→ **EXTRACTED RECORDS**:
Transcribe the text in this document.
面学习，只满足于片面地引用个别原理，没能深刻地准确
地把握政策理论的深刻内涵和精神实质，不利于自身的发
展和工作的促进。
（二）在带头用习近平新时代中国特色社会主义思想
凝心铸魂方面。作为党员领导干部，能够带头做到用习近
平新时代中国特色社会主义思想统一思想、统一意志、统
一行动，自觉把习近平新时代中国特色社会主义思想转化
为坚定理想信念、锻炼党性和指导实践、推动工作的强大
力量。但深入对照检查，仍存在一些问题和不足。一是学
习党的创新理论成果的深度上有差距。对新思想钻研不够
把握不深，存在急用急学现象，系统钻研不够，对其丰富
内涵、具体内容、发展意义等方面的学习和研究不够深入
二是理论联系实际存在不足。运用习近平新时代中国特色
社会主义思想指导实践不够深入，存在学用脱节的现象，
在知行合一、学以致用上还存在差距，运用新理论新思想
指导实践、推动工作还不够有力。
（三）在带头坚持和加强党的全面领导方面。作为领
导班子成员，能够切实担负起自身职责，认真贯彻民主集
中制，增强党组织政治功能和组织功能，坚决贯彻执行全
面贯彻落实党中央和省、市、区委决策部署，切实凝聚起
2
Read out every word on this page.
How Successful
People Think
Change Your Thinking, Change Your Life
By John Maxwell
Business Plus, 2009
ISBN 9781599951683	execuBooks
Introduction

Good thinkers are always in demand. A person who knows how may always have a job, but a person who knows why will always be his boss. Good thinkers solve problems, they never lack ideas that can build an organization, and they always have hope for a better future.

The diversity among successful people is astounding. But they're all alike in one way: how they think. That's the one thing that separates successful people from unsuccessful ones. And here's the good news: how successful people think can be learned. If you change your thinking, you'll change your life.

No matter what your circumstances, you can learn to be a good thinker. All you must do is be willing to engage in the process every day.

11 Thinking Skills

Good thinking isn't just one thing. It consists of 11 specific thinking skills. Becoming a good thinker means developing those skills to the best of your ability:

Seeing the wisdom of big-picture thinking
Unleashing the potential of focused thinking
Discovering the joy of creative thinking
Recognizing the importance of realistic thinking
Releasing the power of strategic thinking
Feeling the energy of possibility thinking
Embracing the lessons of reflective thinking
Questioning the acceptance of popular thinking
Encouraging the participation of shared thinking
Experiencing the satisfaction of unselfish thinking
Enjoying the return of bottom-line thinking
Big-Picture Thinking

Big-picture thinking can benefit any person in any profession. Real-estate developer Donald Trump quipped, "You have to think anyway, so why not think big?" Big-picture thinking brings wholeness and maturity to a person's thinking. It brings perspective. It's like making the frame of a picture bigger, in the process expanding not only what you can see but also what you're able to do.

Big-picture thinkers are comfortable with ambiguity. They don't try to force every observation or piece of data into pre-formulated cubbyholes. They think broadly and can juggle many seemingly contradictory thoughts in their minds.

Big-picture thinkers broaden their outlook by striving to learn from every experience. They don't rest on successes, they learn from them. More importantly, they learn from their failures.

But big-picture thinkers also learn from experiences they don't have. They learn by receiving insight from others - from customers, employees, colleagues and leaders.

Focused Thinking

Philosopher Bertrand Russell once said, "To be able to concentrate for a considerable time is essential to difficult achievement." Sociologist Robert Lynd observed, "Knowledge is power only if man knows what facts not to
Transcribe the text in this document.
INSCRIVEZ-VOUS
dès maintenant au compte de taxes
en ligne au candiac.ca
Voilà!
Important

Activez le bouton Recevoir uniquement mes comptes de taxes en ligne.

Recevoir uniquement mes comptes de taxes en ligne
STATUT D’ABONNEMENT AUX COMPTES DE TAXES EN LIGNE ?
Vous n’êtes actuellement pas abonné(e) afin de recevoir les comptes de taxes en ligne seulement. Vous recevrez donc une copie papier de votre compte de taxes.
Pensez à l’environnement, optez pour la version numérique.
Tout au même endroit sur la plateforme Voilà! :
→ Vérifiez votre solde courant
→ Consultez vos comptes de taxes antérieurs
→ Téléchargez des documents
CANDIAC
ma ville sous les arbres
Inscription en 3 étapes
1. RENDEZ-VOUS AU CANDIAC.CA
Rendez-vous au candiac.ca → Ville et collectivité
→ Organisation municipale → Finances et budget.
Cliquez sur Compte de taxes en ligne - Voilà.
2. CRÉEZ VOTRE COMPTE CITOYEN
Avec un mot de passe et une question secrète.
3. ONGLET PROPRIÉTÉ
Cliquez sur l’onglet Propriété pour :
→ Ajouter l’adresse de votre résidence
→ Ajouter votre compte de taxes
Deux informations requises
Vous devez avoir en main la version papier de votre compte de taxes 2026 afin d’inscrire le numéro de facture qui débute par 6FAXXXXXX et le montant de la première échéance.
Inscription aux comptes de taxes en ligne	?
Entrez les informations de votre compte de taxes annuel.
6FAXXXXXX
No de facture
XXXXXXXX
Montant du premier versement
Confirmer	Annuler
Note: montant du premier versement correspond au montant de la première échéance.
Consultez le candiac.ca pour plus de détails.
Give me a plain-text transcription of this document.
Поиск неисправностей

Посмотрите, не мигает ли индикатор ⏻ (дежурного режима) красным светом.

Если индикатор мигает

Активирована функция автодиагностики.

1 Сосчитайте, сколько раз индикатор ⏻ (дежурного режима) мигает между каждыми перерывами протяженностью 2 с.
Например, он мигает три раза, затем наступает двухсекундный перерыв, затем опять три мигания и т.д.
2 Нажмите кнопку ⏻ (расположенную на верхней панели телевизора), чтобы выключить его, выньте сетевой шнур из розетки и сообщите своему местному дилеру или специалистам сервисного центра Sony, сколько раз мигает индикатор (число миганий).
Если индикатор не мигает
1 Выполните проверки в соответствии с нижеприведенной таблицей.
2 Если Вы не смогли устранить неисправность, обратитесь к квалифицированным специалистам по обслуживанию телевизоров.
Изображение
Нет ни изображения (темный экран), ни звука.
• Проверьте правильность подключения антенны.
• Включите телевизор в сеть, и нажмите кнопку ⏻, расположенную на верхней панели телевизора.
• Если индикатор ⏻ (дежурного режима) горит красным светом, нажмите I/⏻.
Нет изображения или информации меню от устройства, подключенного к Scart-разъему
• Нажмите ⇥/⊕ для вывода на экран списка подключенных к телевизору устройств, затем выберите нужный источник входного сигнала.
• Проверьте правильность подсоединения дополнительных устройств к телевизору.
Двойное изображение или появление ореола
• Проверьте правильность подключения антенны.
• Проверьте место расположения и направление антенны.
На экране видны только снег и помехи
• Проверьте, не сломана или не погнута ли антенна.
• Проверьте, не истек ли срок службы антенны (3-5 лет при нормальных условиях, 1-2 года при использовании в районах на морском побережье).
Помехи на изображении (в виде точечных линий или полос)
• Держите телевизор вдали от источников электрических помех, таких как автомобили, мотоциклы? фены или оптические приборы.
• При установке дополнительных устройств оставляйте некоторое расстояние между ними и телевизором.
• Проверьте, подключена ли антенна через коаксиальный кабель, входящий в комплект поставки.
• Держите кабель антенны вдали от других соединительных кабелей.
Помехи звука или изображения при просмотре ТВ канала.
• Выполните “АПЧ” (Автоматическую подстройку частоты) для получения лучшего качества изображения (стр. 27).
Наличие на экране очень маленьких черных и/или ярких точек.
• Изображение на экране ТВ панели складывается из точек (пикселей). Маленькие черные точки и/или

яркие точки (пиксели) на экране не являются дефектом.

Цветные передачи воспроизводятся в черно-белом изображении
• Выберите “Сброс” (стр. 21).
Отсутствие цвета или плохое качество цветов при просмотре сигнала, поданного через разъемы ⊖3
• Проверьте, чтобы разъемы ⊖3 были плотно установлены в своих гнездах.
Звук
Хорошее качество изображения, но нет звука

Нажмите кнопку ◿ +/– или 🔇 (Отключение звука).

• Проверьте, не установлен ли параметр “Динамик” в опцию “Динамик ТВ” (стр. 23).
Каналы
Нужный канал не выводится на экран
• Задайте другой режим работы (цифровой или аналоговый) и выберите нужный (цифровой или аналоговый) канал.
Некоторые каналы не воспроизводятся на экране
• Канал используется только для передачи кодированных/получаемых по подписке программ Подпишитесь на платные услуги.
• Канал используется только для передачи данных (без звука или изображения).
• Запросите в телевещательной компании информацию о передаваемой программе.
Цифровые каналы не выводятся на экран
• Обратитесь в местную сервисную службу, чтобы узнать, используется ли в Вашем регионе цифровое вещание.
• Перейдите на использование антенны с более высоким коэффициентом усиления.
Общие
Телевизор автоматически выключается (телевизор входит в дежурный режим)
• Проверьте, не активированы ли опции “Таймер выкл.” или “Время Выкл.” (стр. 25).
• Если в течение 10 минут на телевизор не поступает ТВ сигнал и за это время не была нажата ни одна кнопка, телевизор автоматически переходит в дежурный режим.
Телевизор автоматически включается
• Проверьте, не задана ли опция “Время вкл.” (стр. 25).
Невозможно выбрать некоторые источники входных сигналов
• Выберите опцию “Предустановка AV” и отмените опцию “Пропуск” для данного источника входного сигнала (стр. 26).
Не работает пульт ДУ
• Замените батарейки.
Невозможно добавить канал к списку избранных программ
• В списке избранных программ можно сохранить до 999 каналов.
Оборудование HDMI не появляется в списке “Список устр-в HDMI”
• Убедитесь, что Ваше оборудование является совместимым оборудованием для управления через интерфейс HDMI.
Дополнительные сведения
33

→ **WHAT YOU NEED TO DO**: Scan the material and collect every line that contains "расположенную".

→ **THE OUTPUT**:
2 Нажмите кнопку ⏻ (расположенную на верхней панели телевизора), чтобы выключить его, выньте сетевой шнур из розетки и сообщите своему местному дилеру или специалистам сервисного центра Sony, сколько раз мигает индикатор (число миганий).
• Включите телевизор в сеть, и нажмите кнопку ⏻, расположенную на верхней панели телевизора.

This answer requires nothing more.